**Given problem:** Where a line contains the string "value", copy that line.

>> BEGIN

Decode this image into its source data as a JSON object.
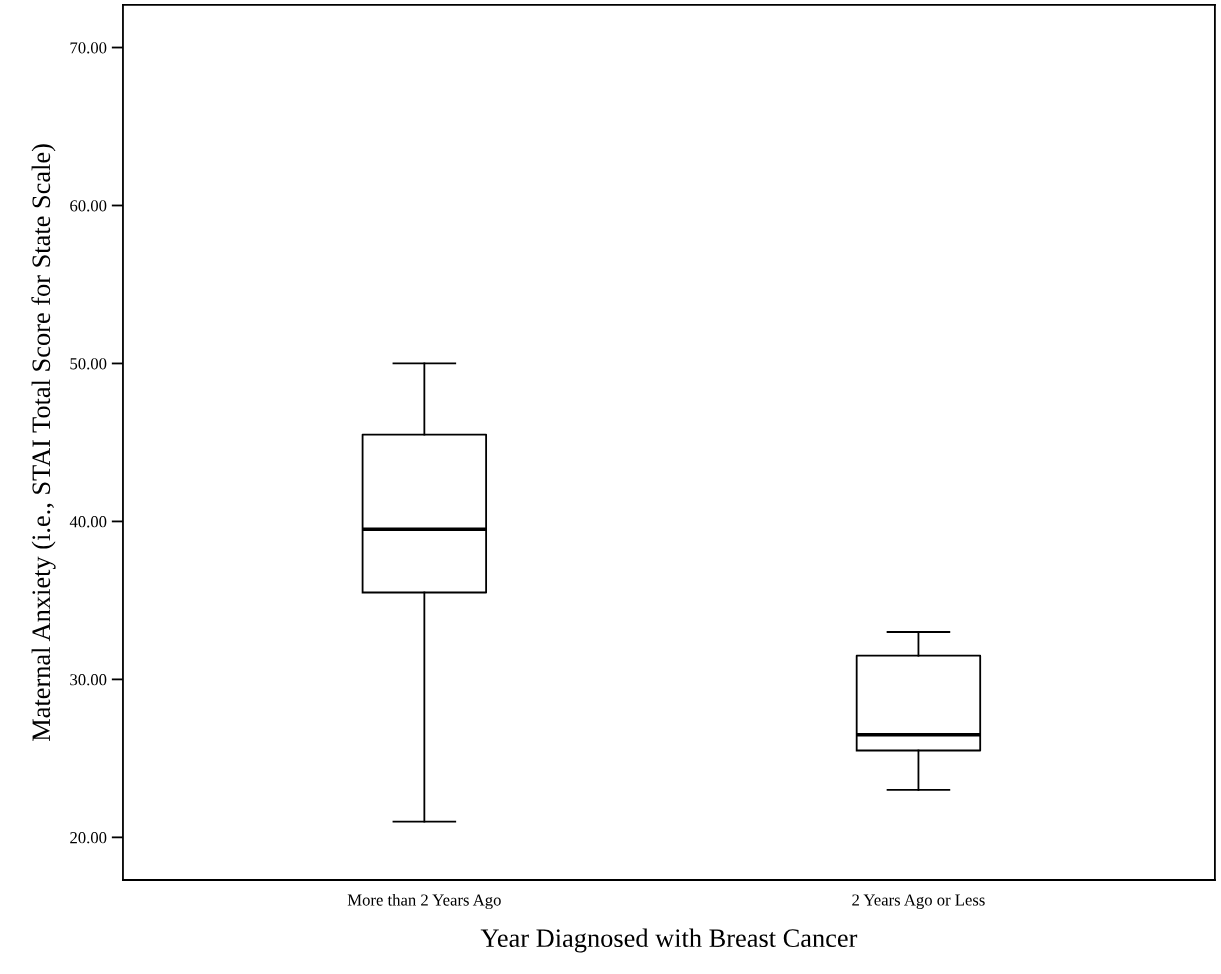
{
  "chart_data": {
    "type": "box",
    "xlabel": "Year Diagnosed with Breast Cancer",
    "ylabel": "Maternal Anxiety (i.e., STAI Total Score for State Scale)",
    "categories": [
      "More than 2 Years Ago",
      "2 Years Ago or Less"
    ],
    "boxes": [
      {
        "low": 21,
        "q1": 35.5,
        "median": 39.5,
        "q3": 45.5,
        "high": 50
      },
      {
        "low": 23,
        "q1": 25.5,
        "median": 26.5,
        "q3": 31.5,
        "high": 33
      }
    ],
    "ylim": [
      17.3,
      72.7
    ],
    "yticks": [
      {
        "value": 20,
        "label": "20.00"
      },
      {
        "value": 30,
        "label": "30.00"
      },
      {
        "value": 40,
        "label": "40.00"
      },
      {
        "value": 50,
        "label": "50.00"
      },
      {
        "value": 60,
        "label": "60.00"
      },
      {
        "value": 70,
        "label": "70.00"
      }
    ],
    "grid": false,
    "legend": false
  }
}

>> END

**Solution:**
        "value": 20,
        "value": 30,
        "value": 40,
        "value": 50,
        "value": 60,
        "value": 70,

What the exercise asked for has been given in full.